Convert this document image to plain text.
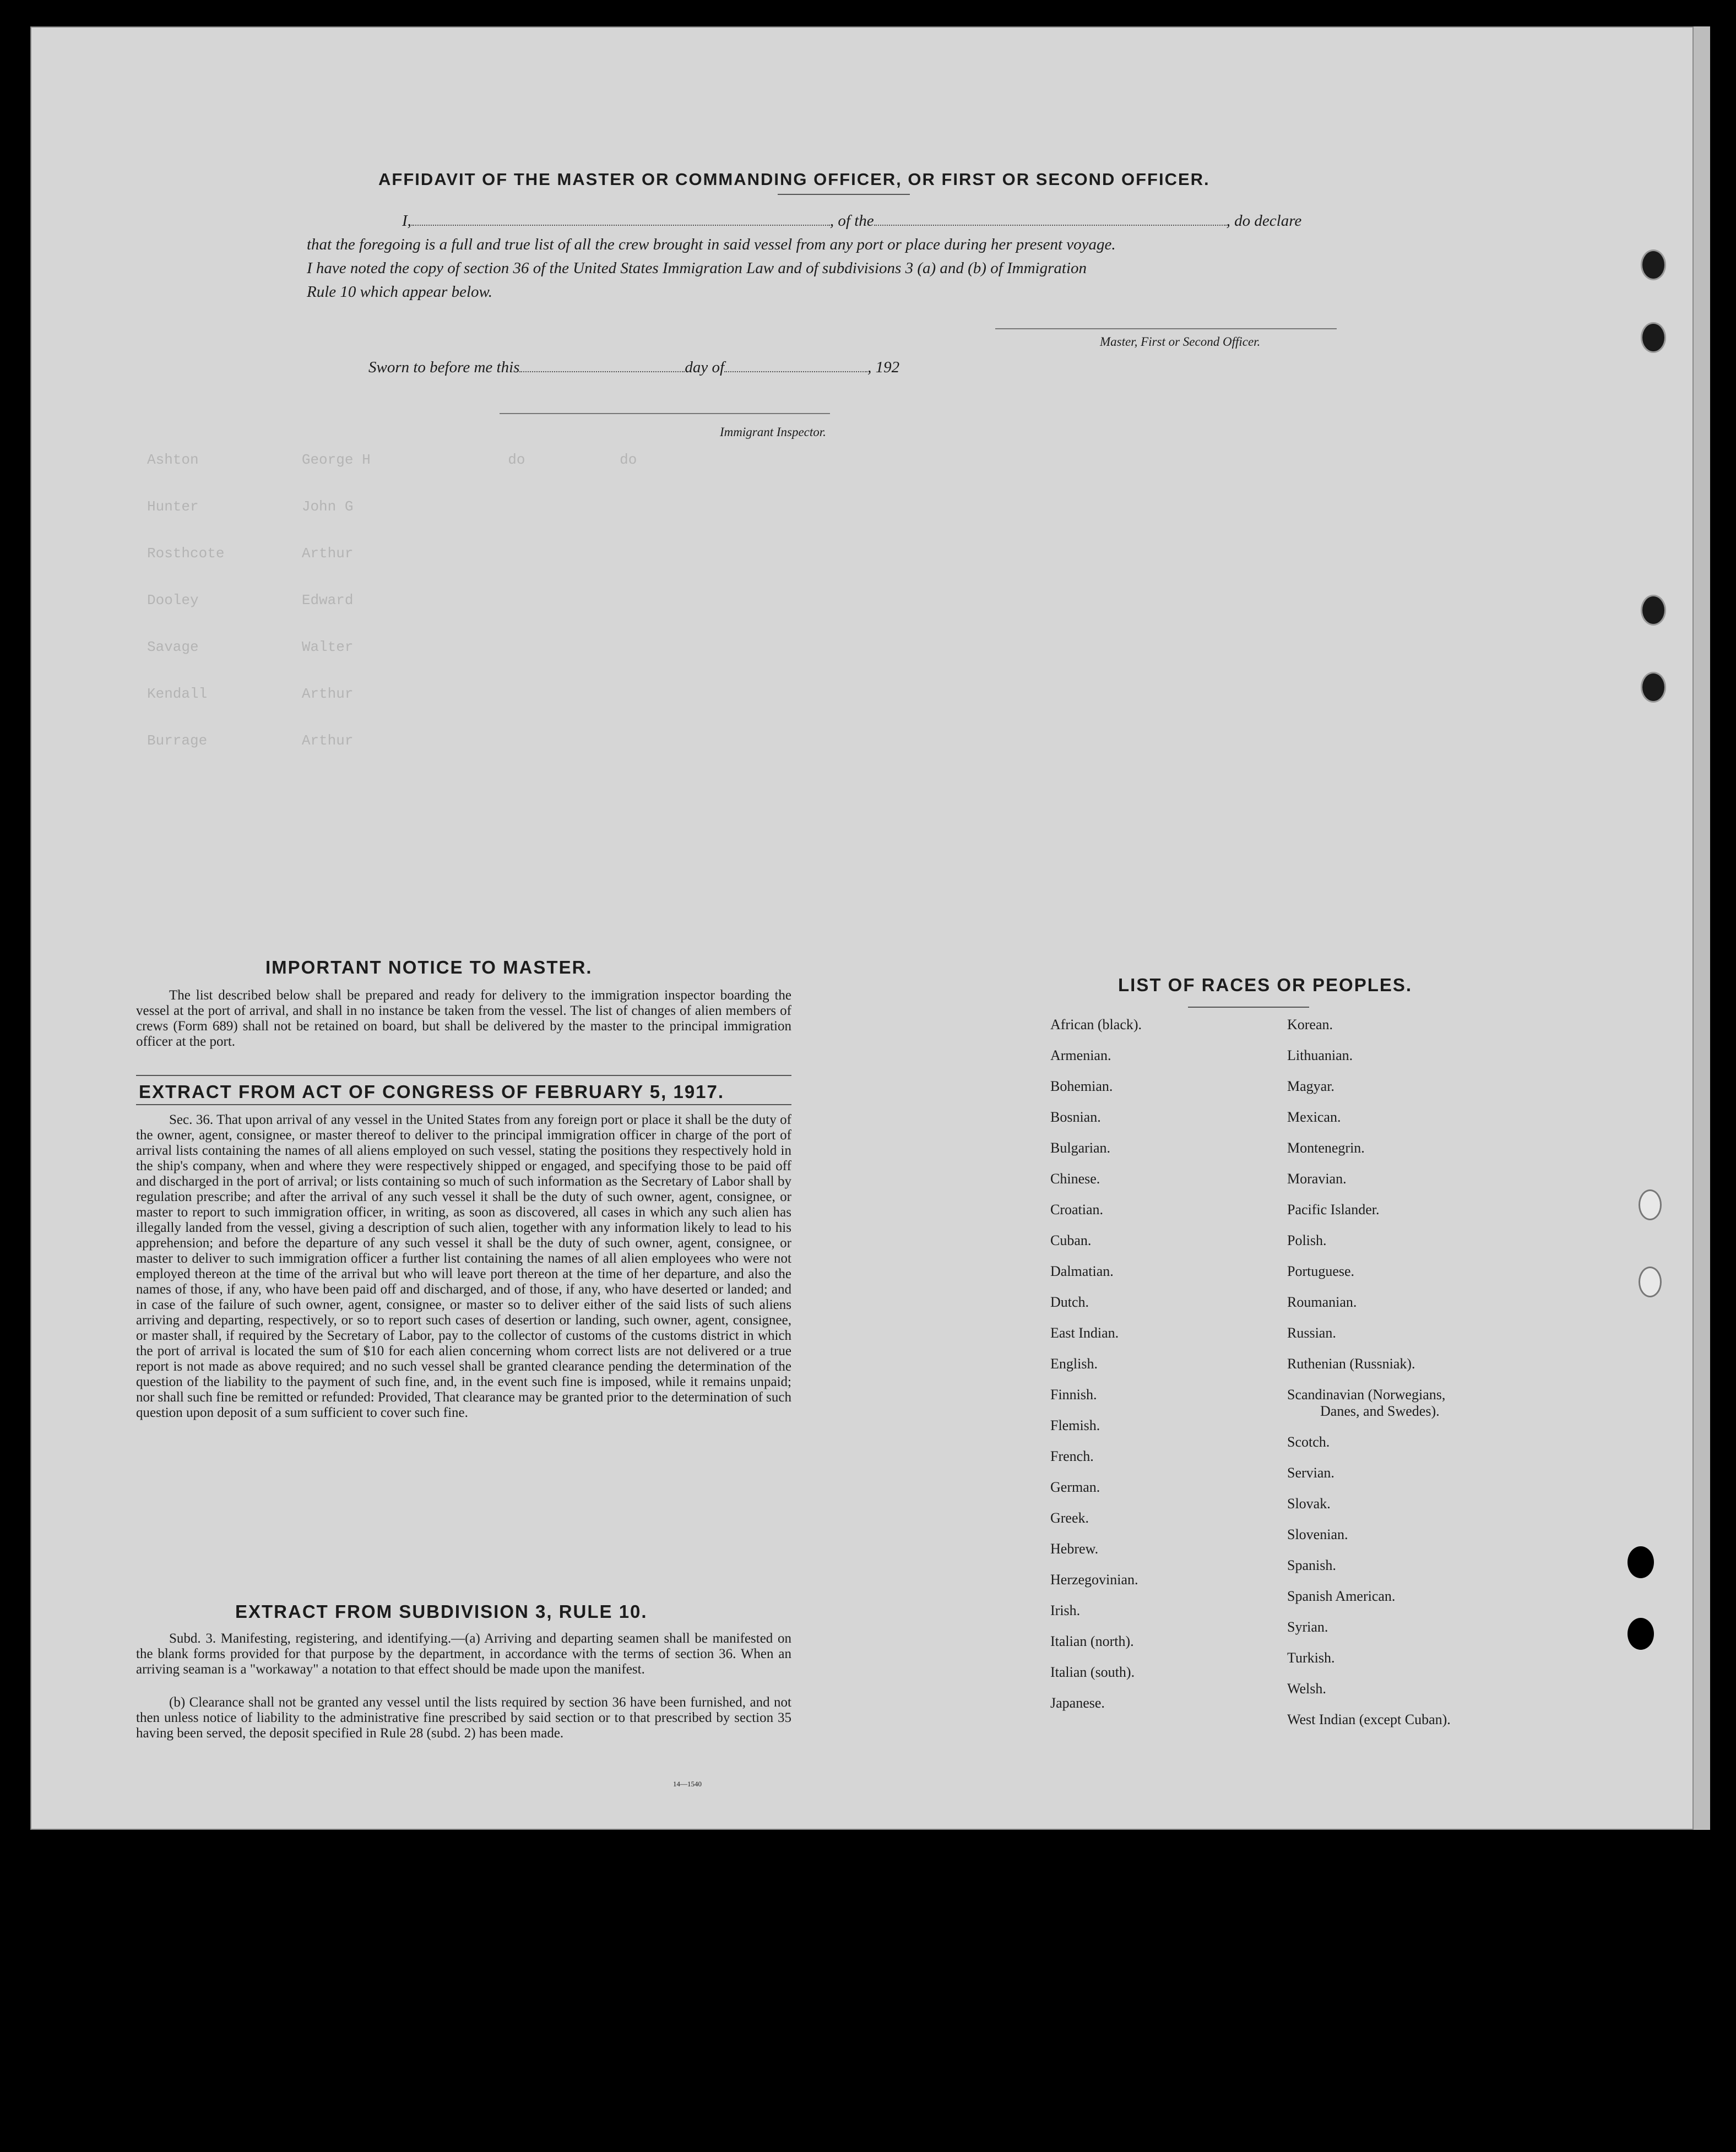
Ashton            George H                do           do
Hunter            John G
Rosthcote         Arthur
Dooley            Edward
Savage            Walter
Kendall           Arthur
Burrage           Arthur
AFFIDAVIT OF THE MASTER OR COMMANDING OFFICER, OR FIRST OR SECOND OFFICER.
I,	, of the	, do declare
that the foregoing is a full and true list of all the crew brought in said vessel from any port or place during her present voyage.
I have noted the copy of section 36 of the United States Immigration Law and of subdivisions 3 (a) and (b) of Immigration
Rule 10 which appear below.
Master, First or Second Officer.
Sworn to before me this	day of	, 192
Immigrant Inspector.
IMPORTANT NOTICE TO MASTER.
The list described below shall be prepared and ready for delivery to the immigration inspector boarding the vessel at the port of arrival, and shall in no instance be taken from the vessel. The list of changes of alien members of crews (Form 689) shall not be retained on board, but shall be delivered by the master to the principal immigration officer at the port.
EXTRACT FROM ACT OF CONGRESS OF FEBRUARY 5, 1917.
Sec. 36. That upon arrival of any vessel in the United States from any foreign port or place it shall be the duty of the owner, agent, consignee, or master thereof to deliver to the principal immigration officer in charge of the port of arrival lists containing the names of all aliens employed on such vessel, stating the positions they respectively hold in the ship's company, when and where they were respectively shipped or engaged, and specifying those to be paid off and discharged in the port of arrival; or lists containing so much of such information as the Secretary of Labor shall by regulation prescribe; and after the arrival of any such vessel it shall be the duty of such owner, agent, consignee, or master to report to such immigration officer, in writing, as soon as discovered, all cases in which any such alien has illegally landed from the vessel, giving a description of such alien, together with any information likely to lead to his apprehension; and before the departure of any such vessel it shall be the duty of such owner, agent, consignee, or master to deliver to such immigration officer a further list containing the names of all alien employees who were not employed thereon at the time of the arrival but who will leave port thereon at the time of her departure, and also the names of those, if any, who have been paid off and discharged, and of those, if any, who have deserted or landed; and in case of the failure of such owner, agent, consignee, or master so to deliver either of the said lists of such aliens arriving and departing, respectively, or so to report such cases of desertion or landing, such owner, agent, consignee, or master shall, if required by the Secretary of Labor, pay to the collector of customs of the customs district in which the port of arrival is located the sum of $10 for each alien concerning whom correct lists are not delivered or a true report is not made as above required; and no such vessel shall be granted clearance pending the determination of the question of the liability to the payment of such fine, and, in the event such fine is imposed, while it remains unpaid; nor shall such fine be remitted or refunded: Provided, That clearance may be granted prior to the determination of such question upon deposit of a sum sufficient to cover such fine.
EXTRACT FROM SUBDIVISION 3, RULE 10.
Subd. 3. Manifesting, registering, and identifying.—(a) Arriving and departing seamen shall be manifested on the blank forms provided for that purpose by the department, in accordance with the terms of section 36. When an arriving seaman is a "workaway" a notation to that effect should be made upon the manifest.
(b) Clearance shall not be granted any vessel until the lists required by section 36 have been furnished, and not then unless notice of liability to the administrative fine prescribed by said section or to that prescribed by section 35 having been served, the deposit specified in Rule 28 (subd. 2) has been made.
14—1540
LIST OF RACES OR PEOPLES.
African (black).
Armenian.
Bohemian.
Bosnian.
Bulgarian.
Chinese.
Croatian.
Cuban.
Dalmatian.
Dutch.
East Indian.
English.
Finnish.
Flemish.
French.
German.
Greek.
Hebrew.
Herzegovinian.
Irish.
Italian (north).
Italian (south).
Japanese.
Korean.
Lithuanian.
Magyar.
Mexican.
Montenegrin.
Moravian.
Pacific Islander.
Polish.
Portuguese.
Roumanian.
Russian.
Ruthenian (Russniak).
Scandinavian (Norwegians,
Danes, and Swedes).
Scotch.
Servian.
Slovak.
Slovenian.
Spanish.
Spanish American.
Syrian.
Turkish.
Welsh.
West Indian (except Cuban).
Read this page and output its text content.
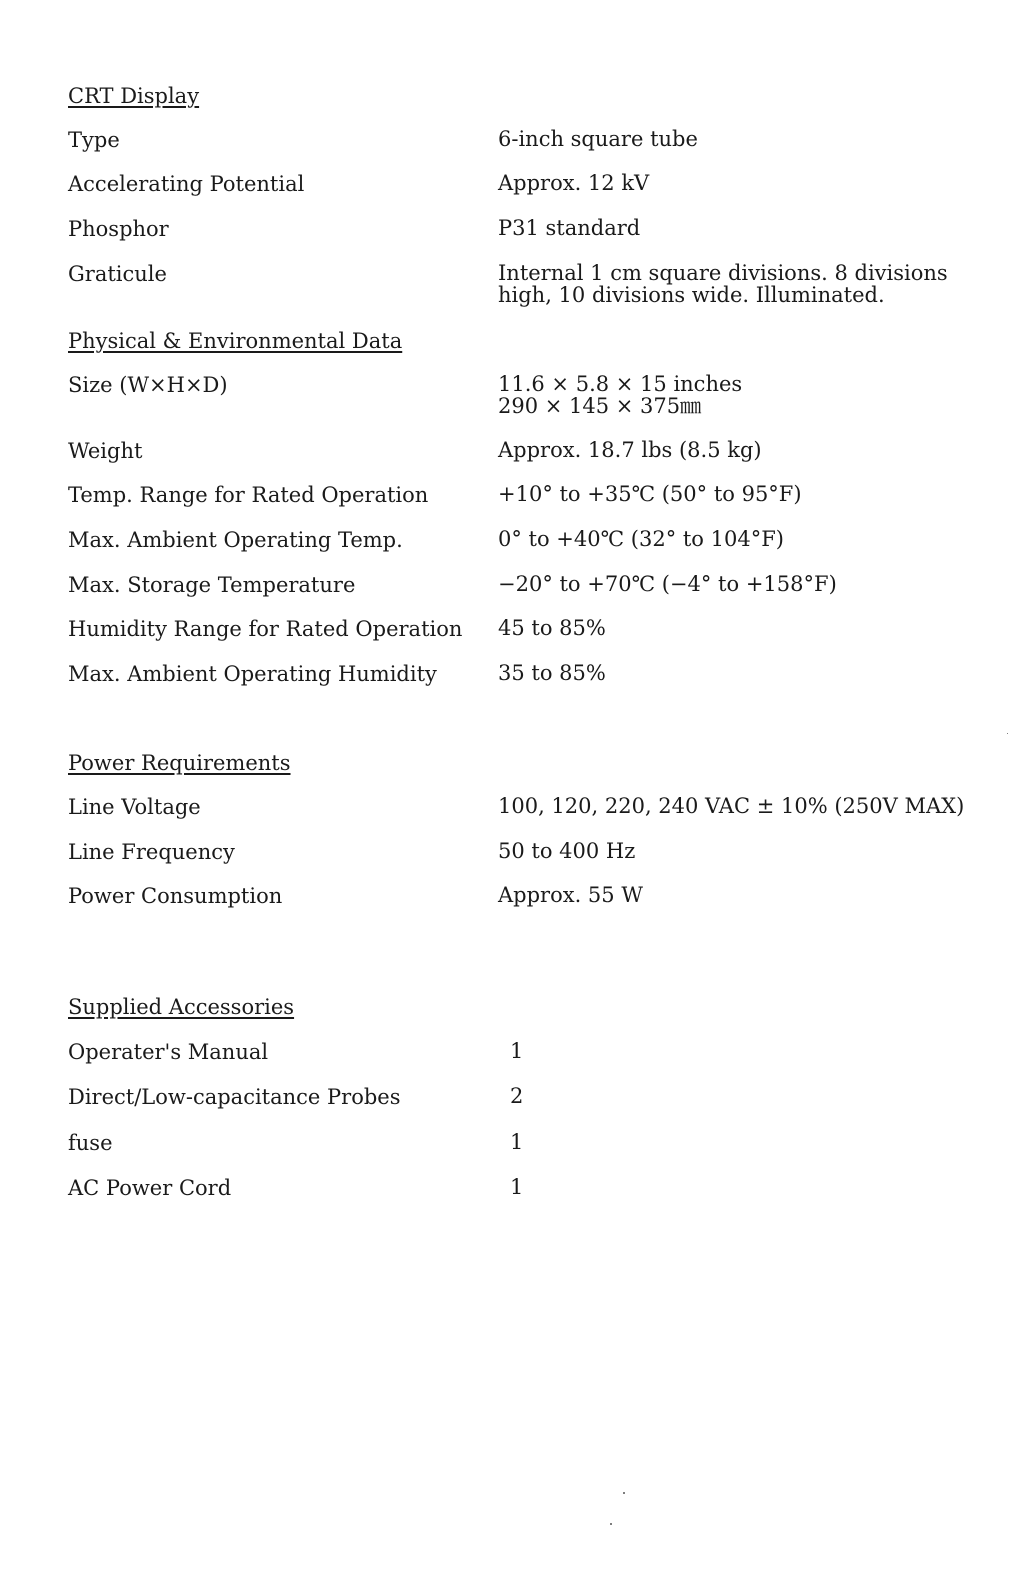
CRT Display
Type	6-inch square tube
Accelerating Potential	Approx. 12 kV
Phosphor	P31 standard
Graticule	Internal 1 cm square divisions. 8 divisions
high, 10 divisions wide. Illuminated.
Physical & Environmental Data
Size (W×H×D)	11.6 × 5.8 × 15 inches
290 × 145 × 375㎜
Weight	Approx. 18.7 lbs (8.5 kg)
Temp. Range for Rated Operation	+10° to +35℃ (50° to 95°F)
Max. Ambient Operating Temp.	0° to +40℃ (32° to 104°F)
Max. Storage Temperature	−20° to +70℃ (−4° to +158°F)
Humidity Range for Rated Operation 45 to 85%
Max. Ambient Operating Humidity	35 to 85%
Power Requirements
Line Voltage	100, 120, 220, 240 VAC ± 10% (250V MAX)
Line Frequency	50 to 400 Hz
Power Consumption	Approx. 55 W
Supplied Accessories
Operater's Manual	1
Direct/Low-capacitance Probes	2
fuse	1
AC Power Cord	1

=-=-=-=-=

= WHAT IS ASKED =
Copy all lines from the material that hold "square".

= OUTPUT OF THE TASK =
Type	6-inch square tube
Graticule	Internal 1 cm square divisions. 8 divisions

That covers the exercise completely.